RECORDED DATA:
====

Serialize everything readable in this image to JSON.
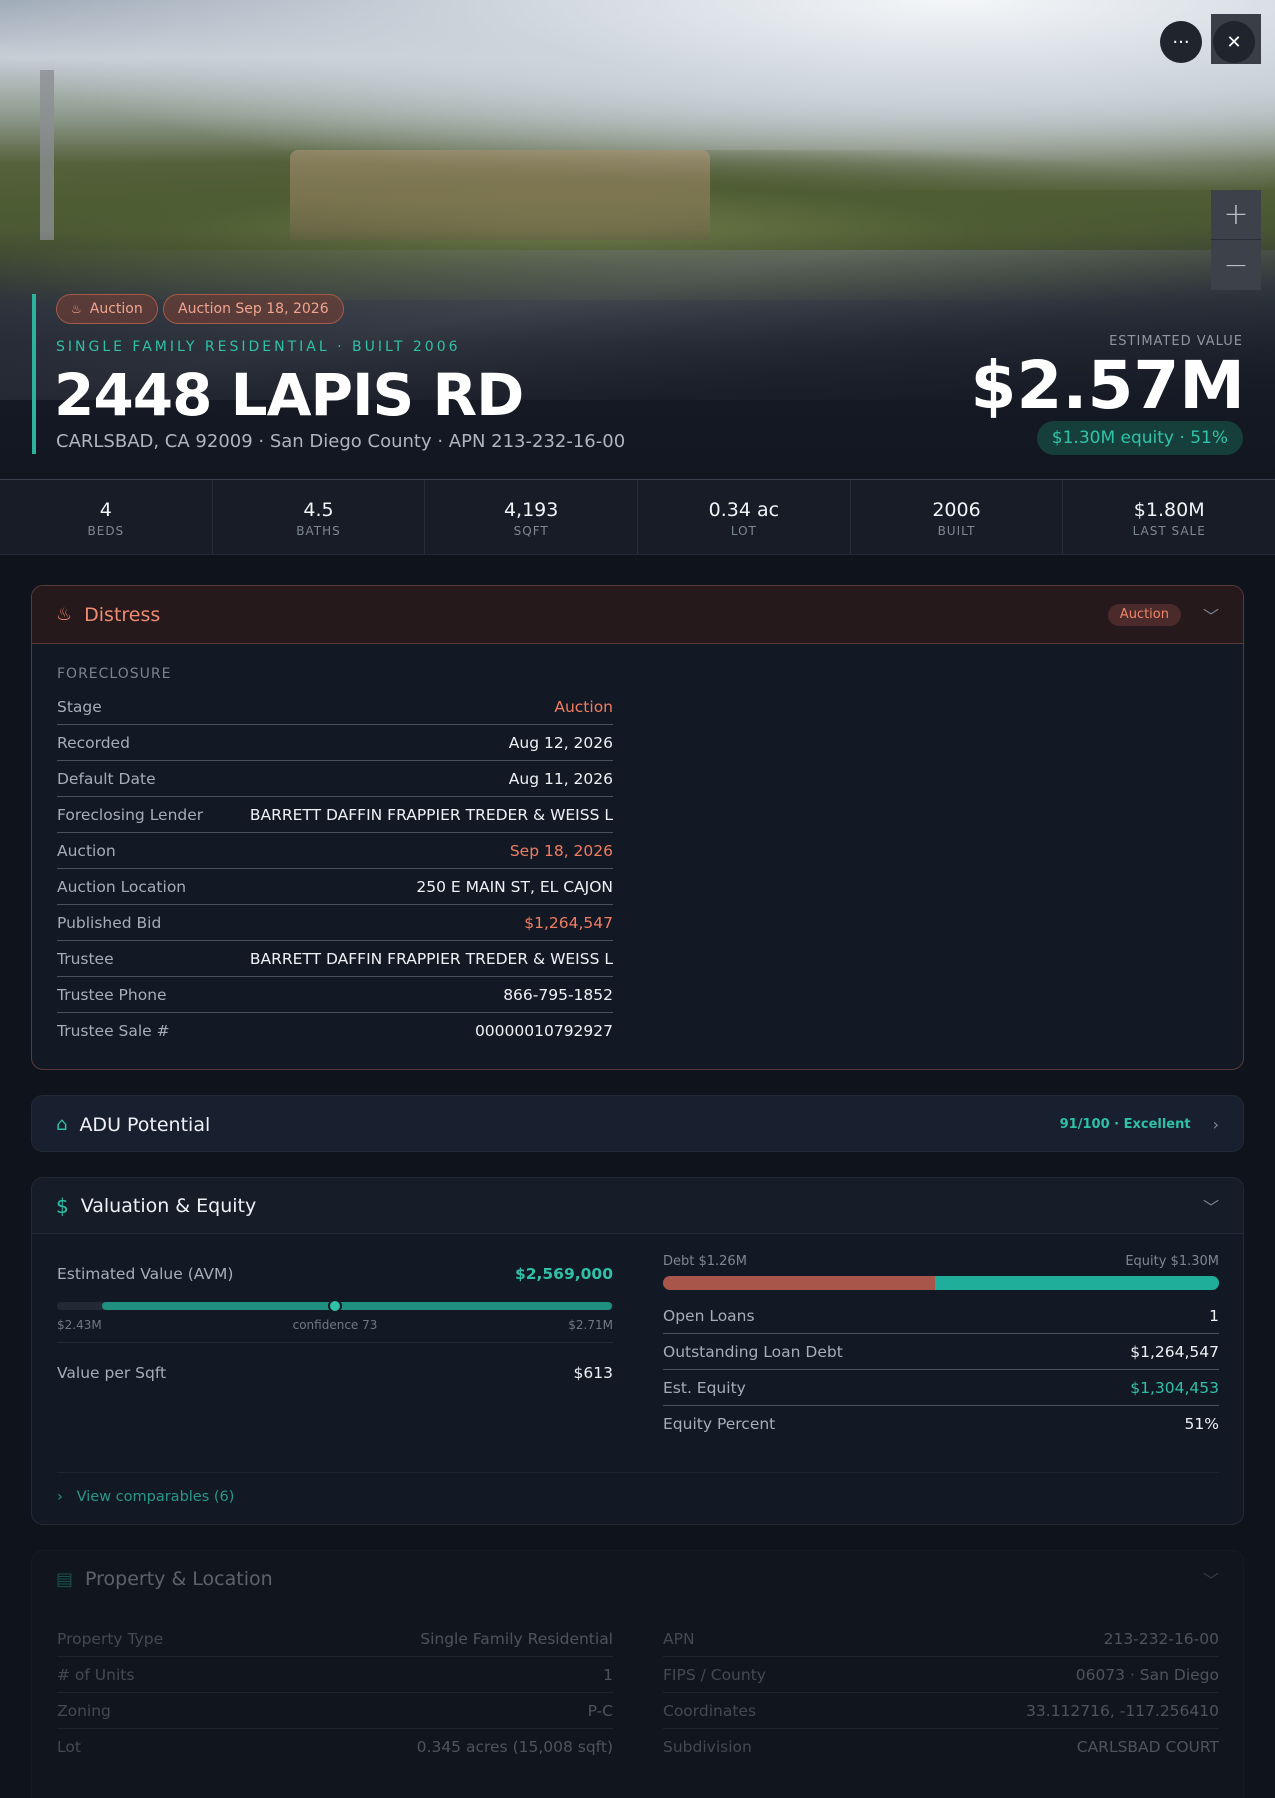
{
  "hero": {
    "badge_auction": "Auction",
    "badge_auction_date": "Auction Sep 18, 2026",
    "subtitle": "SINGLE FAMILY RESIDENTIAL · BUILT 2006",
    "address": "2448 LAPIS RD",
    "location": "CARLSBAD, CA 92009 · San Diego County · APN 213-232-16-00",
    "estimated_label": "ESTIMATED VALUE",
    "estimated_value": "$2.57M",
    "equity_pill": "$1.30M equity · 51%",
    "more_icon": "···",
    "close_icon": "✕",
    "zoom_in": "+",
    "zoom_out": "−"
  },
  "stats": [
    {
      "value": "4",
      "label": "BEDS"
    },
    {
      "value": "4.5",
      "label": "BATHS"
    },
    {
      "value": "4,193",
      "label": "SQFT"
    },
    {
      "value": "0.34 ac",
      "label": "LOT"
    },
    {
      "value": "2006",
      "label": "BUILT"
    },
    {
      "value": "$1.80M",
      "label": "LAST SALE"
    }
  ],
  "distress": {
    "title": "Distress",
    "badge": "Auction",
    "section_label": "FORECLOSURE",
    "rows": [
      {
        "k": "Stage",
        "v": "Auction"
      },
      {
        "k": "Recorded",
        "v": "Aug 12, 2026"
      },
      {
        "k": "Default Date",
        "v": "Aug 11, 2026"
      },
      {
        "k": "Foreclosing Lender",
        "v": "BARRETT DAFFIN FRAPPIER TREDER & WEISS L"
      },
      {
        "k": "Auction",
        "v": "Sep 18, 2026"
      },
      {
        "k": "Auction Location",
        "v": "250 E MAIN ST, EL CAJON"
      },
      {
        "k": "Published Bid",
        "v": "$1,264,547"
      },
      {
        "k": "Trustee",
        "v": "BARRETT DAFFIN FRAPPIER TREDER & WEISS L"
      },
      {
        "k": "Trustee Phone",
        "v": "866-795-1852"
      },
      {
        "k": "Trustee Sale #",
        "v": "00000010792927"
      }
    ]
  },
  "adu": {
    "title": "ADU Potential",
    "score": "91/100 · Excellent"
  },
  "valuation": {
    "title": "Valuation & Equity",
    "avm_label": "Estimated Value (AVM)",
    "avm_value": "$2,569,000",
    "range_low": "$2.43M",
    "range_mid": "confidence 73",
    "range_high": "$2.71M",
    "vps_label": "Value per Sqft",
    "vps_value": "$613",
    "debt_label": "Debt $1.26M",
    "equity_label": "Equity $1.30M",
    "equity_fraction": 0.51,
    "rows": [
      {
        "k": "Open Loans",
        "v": "1"
      },
      {
        "k": "Outstanding Loan Debt",
        "v": "$1,264,547"
      },
      {
        "k": "Est. Equity",
        "v": "$1,304,453"
      },
      {
        "k": "Equity Percent",
        "v": "51%"
      }
    ],
    "comps_link": "View comparables (6)"
  },
  "property": {
    "title": "Property & Location",
    "left_rows": [
      {
        "k": "Property Type",
        "v": "Single Family Residential"
      },
      {
        "k": "# of Units",
        "v": "1"
      },
      {
        "k": "Zoning",
        "v": "P-C"
      },
      {
        "k": "Lot",
        "v": "0.345 acres (15,008 sqft)"
      }
    ],
    "right_rows": [
      {
        "k": "APN",
        "v": "213-232-16-00"
      },
      {
        "k": "FIPS / County",
        "v": "06073 · San Diego"
      },
      {
        "k": "Coordinates",
        "v": "33.112716, -117.256410"
      },
      {
        "k": "Subdivision",
        "v": "CARLSBAD COURT"
      }
    ]
  }
}
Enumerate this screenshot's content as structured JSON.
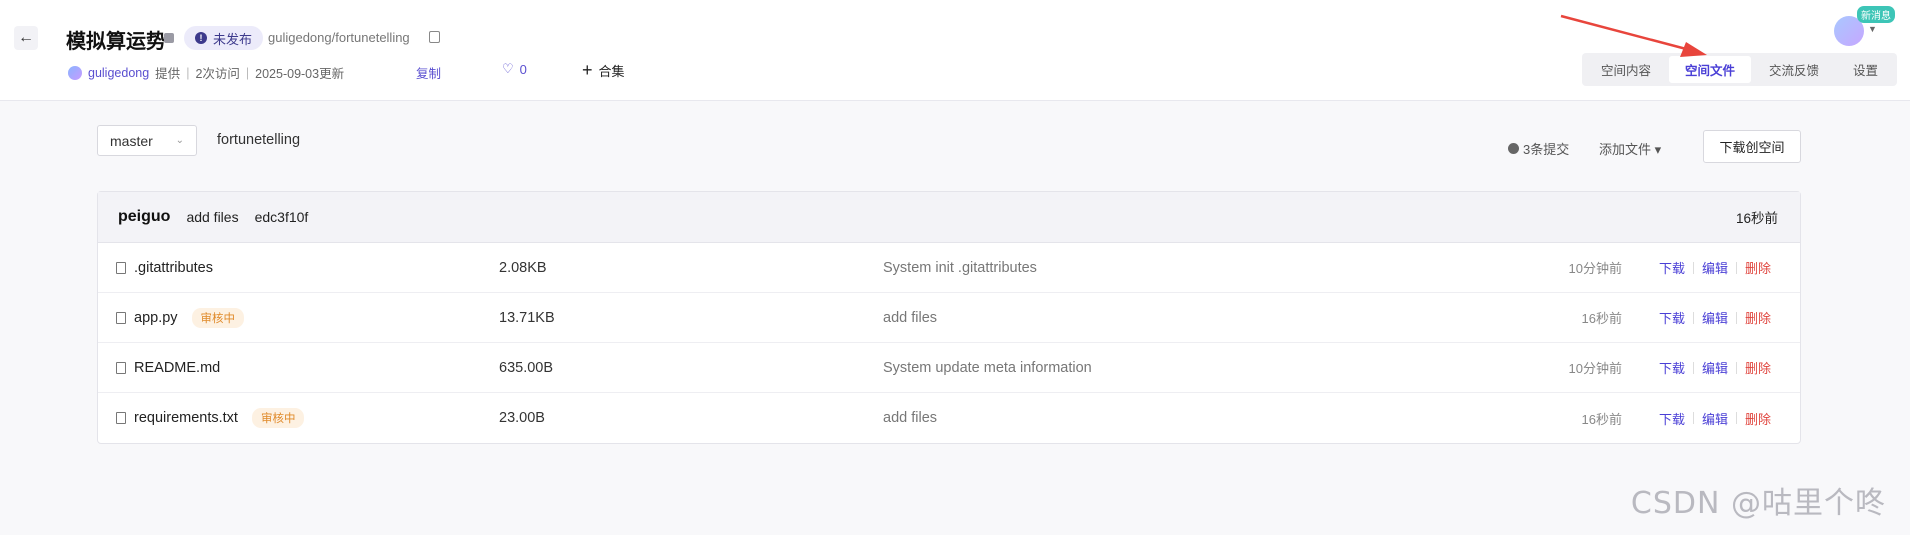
{
  "header": {
    "title": "模拟算运势",
    "status": "未发布",
    "repo_path": "guligedong/fortunetelling",
    "user": "guligedong",
    "provided": "提供",
    "visits": "2次访问",
    "updated": "2025-09-03更新",
    "copy_label": "复制",
    "like_count": "0",
    "collection_label": "合集",
    "new_message": "新消息"
  },
  "tabs": [
    {
      "label": "空间内容"
    },
    {
      "label": "空间文件"
    },
    {
      "label": "交流反馈"
    },
    {
      "label": "设置"
    }
  ],
  "toolbar": {
    "branch": "master",
    "repo_name": "fortunetelling",
    "commits": "3条提交",
    "add_file": "添加文件 ▾",
    "download": "下载创空间"
  },
  "latest_commit": {
    "author": "peiguo",
    "message": "add files",
    "hash": "edc3f10f",
    "time": "16秒前"
  },
  "files": [
    {
      "name": ".gitattributes",
      "badge": "",
      "size": "2.08KB",
      "commit": "System init .gitattributes",
      "time": "10分钟前"
    },
    {
      "name": "app.py",
      "badge": "审核中",
      "size": "13.71KB",
      "commit": "add files",
      "time": "16秒前"
    },
    {
      "name": "README.md",
      "badge": "",
      "size": "635.00B",
      "commit": "System update meta information",
      "time": "10分钟前"
    },
    {
      "name": "requirements.txt",
      "badge": "审核中",
      "size": "23.00B",
      "commit": "add files",
      "time": "16秒前"
    }
  ],
  "actions": {
    "download": "下载",
    "edit": "编辑",
    "delete": "删除"
  },
  "watermark": "CSDN @咕里个咚",
  "colors": {
    "accent": "#4a3fd6",
    "danger": "#e0443d",
    "review": "#e08a2a",
    "annotation_arrow": "#e8453c"
  }
}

====

Collect each line holding the string "gitattributes".

ANSWER IN FULL:
      "name": ".gitattributes",
      "commit": "System init .gitattributes",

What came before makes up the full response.